Look through the data below. Collect every line where the word "Maximum" occurs.

Items from a figure collection:
-- BEGIN --

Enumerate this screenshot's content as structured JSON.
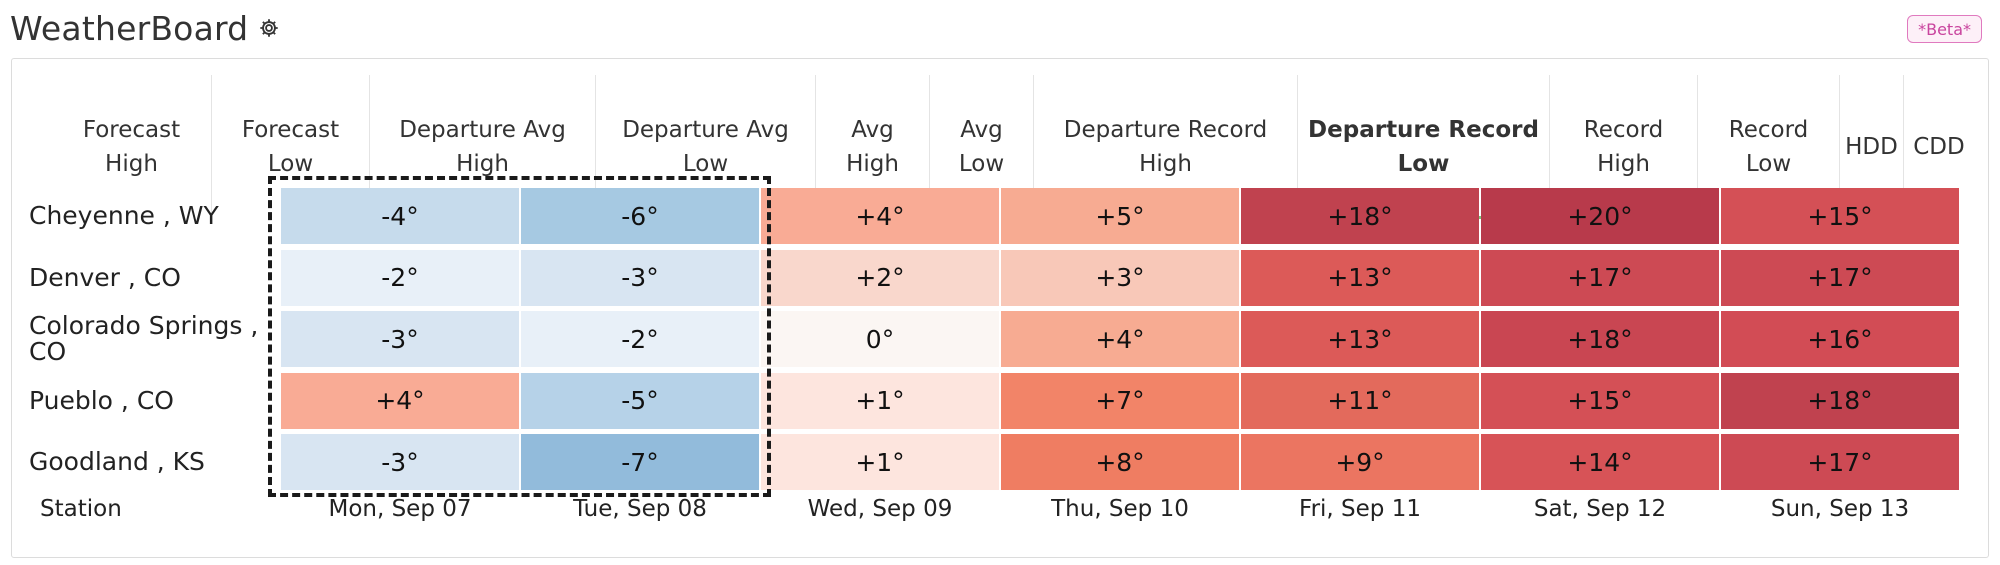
{
  "app": {
    "title": "WeatherBoard",
    "badge": "*Beta*"
  },
  "tabs": [
    {
      "label": "Forecast\nHigh",
      "active": false
    },
    {
      "label": "Forecast\nLow",
      "active": false
    },
    {
      "label": "Departure Avg\nHigh",
      "active": false
    },
    {
      "label": "Departure Avg\nLow",
      "active": false
    },
    {
      "label": "Avg\nHigh",
      "active": false
    },
    {
      "label": "Avg\nLow",
      "active": false
    },
    {
      "label": "Departure Record\nHigh",
      "active": false
    },
    {
      "label": "Departure Record\nLow",
      "active": true
    },
    {
      "label": "Record\nHigh",
      "active": false
    },
    {
      "label": "Record\nLow",
      "active": false
    },
    {
      "label": "HDD",
      "active": false
    },
    {
      "label": "CDD",
      "active": false
    }
  ],
  "table": {
    "station_header": "Station",
    "dates": [
      "Mon, Sep 07",
      "Tue, Sep 08",
      "Wed, Sep 09",
      "Thu, Sep 10",
      "Fri, Sep 11",
      "Sat, Sep 12",
      "Sun, Sep 13"
    ],
    "rows": [
      {
        "station": "Cheyenne , WY",
        "values": [
          "-4°",
          "-6°",
          "+4°",
          "+5°",
          "+18°",
          "+20°",
          "+15°"
        ]
      },
      {
        "station": "Denver , CO",
        "values": [
          "-2°",
          "-3°",
          "+2°",
          "+3°",
          "+13°",
          "+17°",
          "+17°"
        ]
      },
      {
        "station": "Colorado Springs , CO",
        "values": [
          "-3°",
          "-2°",
          "0°",
          "+4°",
          "+13°",
          "+18°",
          "+16°"
        ]
      },
      {
        "station": "Pueblo , CO",
        "values": [
          "+4°",
          "-5°",
          "+1°",
          "+7°",
          "+11°",
          "+15°",
          "+18°"
        ]
      },
      {
        "station": "Goodland , KS",
        "values": [
          "-3°",
          "-7°",
          "+1°",
          "+8°",
          "+9°",
          "+14°",
          "+17°"
        ]
      }
    ],
    "colors": [
      [
        "#c6dbec",
        "#a6c9e2",
        "#f9ab95",
        "#f7ab92",
        "#c0424f",
        "#b83a4b",
        "#d45056"
      ],
      [
        "#e8f0f8",
        "#d8e5f2",
        "#f9d7cc",
        "#f8c8b8",
        "#dc5a58",
        "#cd4a54",
        "#cd4a54"
      ],
      [
        "#d8e5f2",
        "#e8f0f8",
        "#fbf6f3",
        "#f7ab92",
        "#dc5a58",
        "#c94652",
        "#d24c55"
      ],
      [
        "#f9ab95",
        "#b6d2e8",
        "#fde5de",
        "#f28468",
        "#e36a5c",
        "#d45056",
        "#c0424f"
      ],
      [
        "#d8e5f2",
        "#92bbdb",
        "#fde5de",
        "#ef7d62",
        "#eb7561",
        "#d75357",
        "#cd4a54"
      ]
    ]
  }
}
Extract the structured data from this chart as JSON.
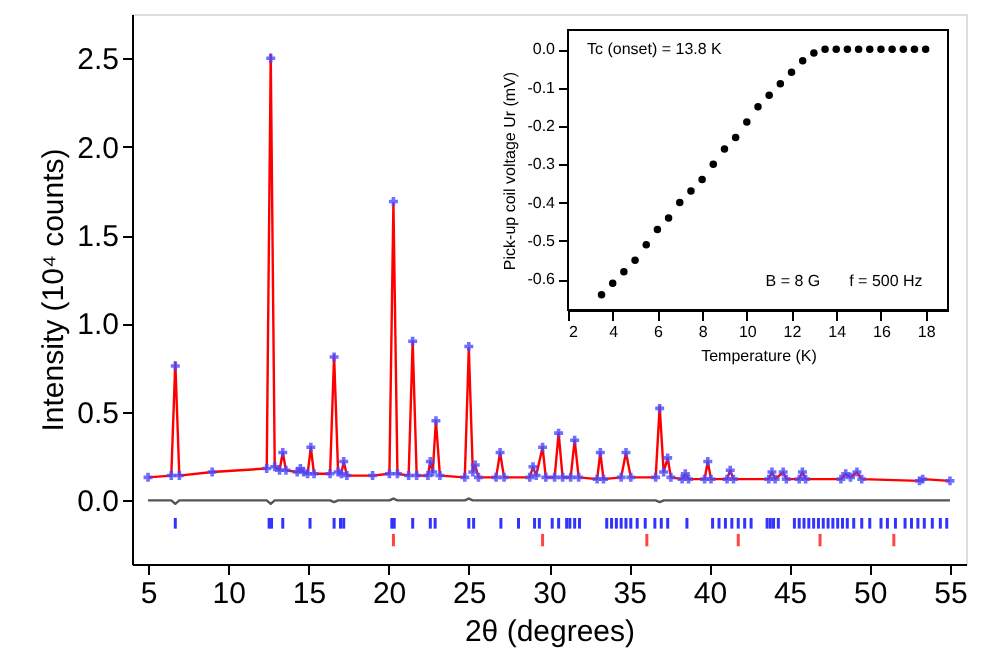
{
  "chart_data": [
    {
      "type": "line",
      "xlabel": "2θ (degrees)",
      "ylabel": "Intensity (10⁴ counts)",
      "xlim": [
        4,
        56
      ],
      "ylim": [
        -0.36,
        2.75
      ],
      "xticks": [
        5,
        10,
        15,
        20,
        25,
        30,
        35,
        40,
        45,
        50,
        55
      ],
      "yticks": [
        {
          "value": 0,
          "label": "0.0"
        },
        {
          "value": 0.5,
          "label": "0.5"
        },
        {
          "value": 1,
          "label": "1.0"
        },
        {
          "value": 1.5,
          "label": "1.5"
        },
        {
          "value": 2,
          "label": "2.0"
        },
        {
          "value": 2.5,
          "label": "2.5"
        }
      ],
      "x": [
        5.0,
        6.45,
        6.7,
        6.95,
        9.0,
        12.4,
        12.65,
        12.9,
        13.2,
        13.4,
        13.6,
        14.3,
        14.5,
        14.7,
        14.95,
        15.15,
        15.35,
        16.35,
        16.6,
        16.85,
        17.05,
        17.2,
        17.4,
        19.0,
        20.05,
        20.3,
        20.55,
        21.25,
        21.5,
        21.75,
        22.45,
        22.6,
        22.75,
        22.95,
        23.2,
        24.75,
        25.0,
        25.25,
        25.4,
        25.6,
        26.7,
        26.95,
        27.2,
        28.8,
        29.0,
        29.2,
        29.6,
        29.8,
        30.35,
        30.6,
        30.85,
        31.35,
        31.6,
        31.85,
        33.0,
        33.2,
        33.4,
        34.5,
        34.8,
        35.1,
        36.65,
        36.9,
        37.15,
        37.4,
        37.6,
        38.3,
        38.5,
        38.7,
        39.7,
        39.9,
        40.1,
        41.1,
        41.3,
        41.5,
        43.7,
        43.9,
        44.1,
        44.6,
        44.8,
        45.6,
        45.8,
        46.0,
        48.2,
        48.5,
        48.8,
        49.2,
        49.5,
        53.1,
        53.3,
        55.0
      ],
      "series": [
        {
          "type": "scatter",
          "marker": "cross",
          "color": "#4a4aff",
          "values": [
            0.13,
            0.14,
            0.76,
            0.14,
            0.16,
            0.18,
            2.5,
            0.19,
            0.17,
            0.27,
            0.17,
            0.16,
            0.18,
            0.16,
            0.15,
            0.3,
            0.15,
            0.15,
            0.81,
            0.16,
            0.15,
            0.22,
            0.14,
            0.14,
            0.15,
            1.69,
            0.15,
            0.14,
            0.9,
            0.14,
            0.14,
            0.22,
            0.16,
            0.45,
            0.14,
            0.13,
            0.87,
            0.16,
            0.2,
            0.13,
            0.13,
            0.27,
            0.13,
            0.13,
            0.19,
            0.14,
            0.3,
            0.13,
            0.13,
            0.38,
            0.13,
            0.13,
            0.34,
            0.13,
            0.12,
            0.27,
            0.12,
            0.13,
            0.27,
            0.13,
            0.13,
            0.52,
            0.16,
            0.24,
            0.13,
            0.12,
            0.15,
            0.12,
            0.12,
            0.22,
            0.12,
            0.12,
            0.17,
            0.12,
            0.12,
            0.16,
            0.12,
            0.16,
            0.12,
            0.12,
            0.16,
            0.12,
            0.12,
            0.15,
            0.13,
            0.16,
            0.12,
            0.11,
            0.12,
            0.11
          ]
        },
        {
          "type": "line",
          "color": "#ff0000",
          "values": [
            0.13,
            0.14,
            0.78,
            0.14,
            0.16,
            0.18,
            2.52,
            0.19,
            0.17,
            0.27,
            0.17,
            0.16,
            0.18,
            0.16,
            0.15,
            0.3,
            0.15,
            0.15,
            0.82,
            0.16,
            0.15,
            0.22,
            0.14,
            0.14,
            0.15,
            1.68,
            0.15,
            0.14,
            0.9,
            0.14,
            0.14,
            0.22,
            0.16,
            0.45,
            0.14,
            0.13,
            0.86,
            0.16,
            0.2,
            0.13,
            0.13,
            0.27,
            0.13,
            0.13,
            0.19,
            0.14,
            0.3,
            0.13,
            0.13,
            0.38,
            0.13,
            0.13,
            0.34,
            0.13,
            0.12,
            0.27,
            0.12,
            0.13,
            0.27,
            0.13,
            0.13,
            0.53,
            0.16,
            0.24,
            0.13,
            0.12,
            0.15,
            0.12,
            0.12,
            0.22,
            0.12,
            0.12,
            0.17,
            0.12,
            0.12,
            0.16,
            0.12,
            0.16,
            0.12,
            0.12,
            0.16,
            0.12,
            0.12,
            0.15,
            0.13,
            0.16,
            0.12,
            0.11,
            0.12,
            0.11
          ]
        },
        {
          "type": "line",
          "color": "#555555",
          "values": [
            0,
            0,
            -0.02,
            0,
            0,
            0,
            -0.02,
            0,
            0,
            0,
            0,
            0,
            0,
            0,
            0,
            0,
            0,
            0,
            -0.01,
            0,
            0,
            0,
            0,
            0,
            0,
            0.01,
            0,
            0,
            0,
            0,
            0,
            0,
            0,
            0,
            0,
            0,
            0.01,
            0,
            0,
            0,
            0,
            0,
            0,
            0,
            0,
            0,
            0,
            0,
            0,
            0,
            0,
            0,
            0,
            0,
            0,
            0,
            0,
            0,
            0,
            0,
            0,
            -0.01,
            0,
            0,
            0,
            0,
            0,
            0,
            0,
            0,
            0,
            0,
            0,
            0,
            0,
            0,
            0,
            0,
            0,
            0,
            0,
            0,
            0,
            0,
            0,
            0,
            0,
            0,
            0,
            0
          ]
        },
        {
          "type": "bar",
          "color": "#3333ff",
          "x": [
            6.7,
            12.55,
            12.7,
            13.4,
            15.1,
            16.6,
            17.0,
            17.2,
            20.2,
            20.35,
            21.5,
            22.6,
            22.9,
            25.0,
            25.3,
            27.0,
            28.1,
            29.1,
            29.4,
            30.2,
            30.6,
            31.1,
            31.3,
            31.6,
            31.9,
            33.6,
            33.9,
            34.2,
            34.5,
            34.8,
            35.1,
            35.5,
            36.0,
            36.6,
            37.0,
            37.4,
            38.6,
            40.2,
            40.6,
            41.0,
            41.4,
            41.8,
            42.2,
            42.6,
            43.6,
            43.8,
            44.0,
            44.3,
            45.3,
            45.6,
            45.9,
            46.2,
            46.5,
            46.8,
            47.1,
            47.4,
            47.7,
            48.0,
            48.3,
            48.6,
            49.0,
            49.5,
            50.0,
            50.7,
            51.1,
            51.6,
            52.2,
            52.6,
            53.0,
            53.4,
            53.9,
            54.4,
            54.8
          ],
          "base": [
            -0.16,
            -0.16,
            -0.16,
            -0.16,
            -0.16,
            -0.16,
            -0.16,
            -0.16,
            -0.16,
            -0.16,
            -0.16,
            -0.16,
            -0.16,
            -0.16,
            -0.16,
            -0.16,
            -0.16,
            -0.16,
            -0.16,
            -0.16,
            -0.16,
            -0.16,
            -0.16,
            -0.16,
            -0.16,
            -0.16,
            -0.16,
            -0.16,
            -0.16,
            -0.16,
            -0.16,
            -0.16,
            -0.16,
            -0.16,
            -0.16,
            -0.16,
            -0.16,
            -0.16,
            -0.16,
            -0.16,
            -0.16,
            -0.16,
            -0.16,
            -0.16,
            -0.16,
            -0.16,
            -0.16,
            -0.16,
            -0.16,
            -0.16,
            -0.16,
            -0.16,
            -0.16,
            -0.16,
            -0.16,
            -0.16,
            -0.16,
            -0.16,
            -0.16,
            -0.16,
            -0.16,
            -0.16,
            -0.16,
            -0.16,
            -0.16,
            -0.16,
            -0.16,
            -0.16,
            -0.16,
            -0.16,
            -0.16,
            -0.16,
            -0.16
          ],
          "values": [
            0.06,
            0.06,
            0.06,
            0.06,
            0.06,
            0.06,
            0.06,
            0.06,
            0.06,
            0.06,
            0.06,
            0.06,
            0.06,
            0.06,
            0.06,
            0.06,
            0.06,
            0.06,
            0.06,
            0.06,
            0.06,
            0.06,
            0.06,
            0.06,
            0.06,
            0.06,
            0.06,
            0.06,
            0.06,
            0.06,
            0.06,
            0.06,
            0.06,
            0.06,
            0.06,
            0.06,
            0.06,
            0.06,
            0.06,
            0.06,
            0.06,
            0.06,
            0.06,
            0.06,
            0.06,
            0.06,
            0.06,
            0.06,
            0.06,
            0.06,
            0.06,
            0.06,
            0.06,
            0.06,
            0.06,
            0.06,
            0.06,
            0.06,
            0.06,
            0.06,
            0.06,
            0.06,
            0.06,
            0.06,
            0.06,
            0.06,
            0.06,
            0.06,
            0.06,
            0.06,
            0.06,
            0.06,
            0.06
          ]
        },
        {
          "type": "bar",
          "color": "#ff4444",
          "x": [
            20.3,
            29.6,
            36.1,
            41.8,
            46.9,
            51.5
          ],
          "base": [
            -0.26,
            -0.26,
            -0.26,
            -0.26,
            -0.26,
            -0.26
          ],
          "values": [
            0.07,
            0.07,
            0.07,
            0.07,
            0.07,
            0.07
          ]
        }
      ]
    },
    {
      "type": "scatter",
      "marker": "circle",
      "xlabel": "Temperature (K)",
      "ylabel": "Pick-up coil voltage Ur (mV)",
      "xlim": [
        2,
        19
      ],
      "ylim": [
        -0.68,
        0.05
      ],
      "xticks": [
        2,
        4,
        6,
        8,
        10,
        12,
        14,
        16,
        18
      ],
      "yticks": [
        {
          "value": -0.6,
          "label": "-0.6"
        },
        {
          "value": -0.5,
          "label": "-0.5"
        },
        {
          "value": -0.4,
          "label": "-0.4"
        },
        {
          "value": -0.3,
          "label": "-0.3"
        },
        {
          "value": -0.2,
          "label": "-0.2"
        },
        {
          "value": -0.1,
          "label": "-0.1"
        },
        {
          "value": 0,
          "label": "0.0"
        }
      ],
      "annotations": [
        "Tc (onset) = 13.8 K",
        "B = 8 G",
        "f = 500 Hz"
      ],
      "x": [
        3.5,
        4,
        4.5,
        5,
        5.5,
        6,
        6.5,
        7,
        7.5,
        8,
        8.5,
        9,
        9.5,
        10,
        10.5,
        11,
        11.5,
        12,
        12.5,
        13,
        13.5,
        14,
        14.5,
        15,
        15.5,
        16,
        16.5,
        17,
        17.5,
        18
      ],
      "series": [
        {
          "color": "#000000",
          "values": [
            -0.64,
            -0.61,
            -0.58,
            -0.55,
            -0.51,
            -0.47,
            -0.44,
            -0.4,
            -0.37,
            -0.34,
            -0.3,
            -0.26,
            -0.23,
            -0.19,
            -0.15,
            -0.12,
            -0.09,
            -0.06,
            -0.03,
            -0.01,
            0,
            0,
            0,
            0,
            0,
            0,
            0,
            0,
            0,
            0
          ]
        }
      ]
    }
  ]
}
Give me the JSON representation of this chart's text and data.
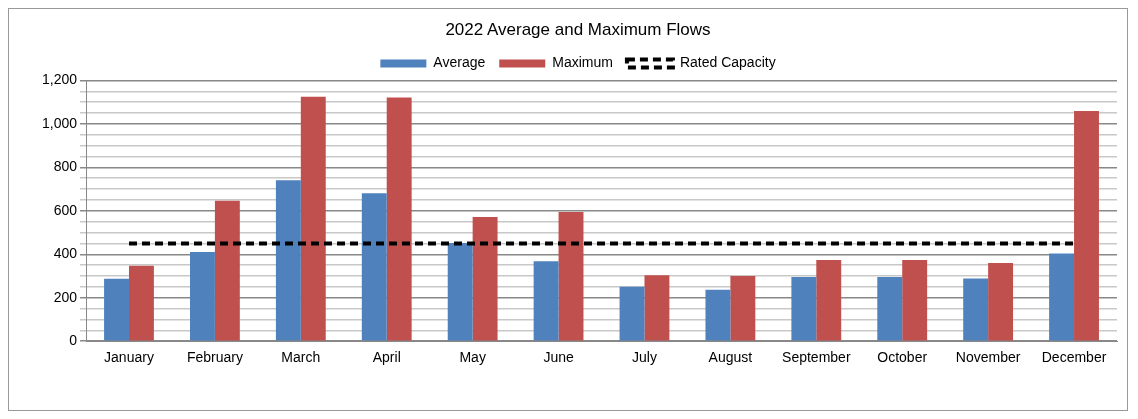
{
  "chart_data": {
    "type": "bar",
    "title": "2022 Average and Maximum Flows",
    "categories": [
      "January",
      "February",
      "March",
      "April",
      "May",
      "June",
      "July",
      "August",
      "September",
      "October",
      "November",
      "December"
    ],
    "series": [
      {
        "name": "Average",
        "color": "#4f81bd",
        "values": [
          287,
          411,
          741,
          681,
          452,
          368,
          251,
          237,
          295,
          295,
          289,
          403
        ]
      },
      {
        "name": "Maximum",
        "color": "#c0504d",
        "values": [
          347,
          646,
          1125,
          1121,
          572,
          595,
          304,
          300,
          374,
          374,
          360,
          1059
        ]
      },
      {
        "name": "Rated Capacity",
        "type": "line",
        "color": "#000000",
        "line_style": "dashed",
        "marker": "none",
        "values": [
          450,
          450,
          450,
          450,
          450,
          450,
          450,
          450,
          450,
          450,
          450,
          450
        ]
      }
    ],
    "ylim": [
      0,
      1200
    ],
    "yticks": [
      0,
      {
        "value": 50,
        "label": null
      },
      {
        "value": 100,
        "label": null
      },
      {
        "value": 150,
        "label": null
      },
      {
        "value": 200,
        "label": "200"
      },
      {
        "value": 250,
        "label": null
      },
      {
        "value": 300,
        "label": null
      },
      {
        "value": 350,
        "label": null
      },
      {
        "value": 400,
        "label": "400"
      },
      {
        "value": 450,
        "label": null
      },
      {
        "value": 500,
        "label": null
      },
      {
        "value": 550,
        "label": null
      },
      {
        "value": 600,
        "label": "600"
      },
      {
        "value": 650,
        "label": null
      },
      {
        "value": 700,
        "label": null
      },
      {
        "value": 750,
        "label": null
      },
      {
        "value": 800,
        "label": "800"
      },
      {
        "value": 850,
        "label": null
      },
      {
        "value": 900,
        "label": null
      },
      {
        "value": 950,
        "label": null
      },
      {
        "value": 1000,
        "label": "1,000"
      },
      {
        "value": 1050,
        "label": null
      },
      {
        "value": 1100,
        "label": null
      },
      {
        "value": 1150,
        "label": null
      },
      {
        "value": 1200,
        "label": "1,200"
      }
    ],
    "grid": "y",
    "legend": "top"
  }
}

-- END --

Task result:
    "title": "2022 Average and Maximum Flows",
        "name": "Maximum",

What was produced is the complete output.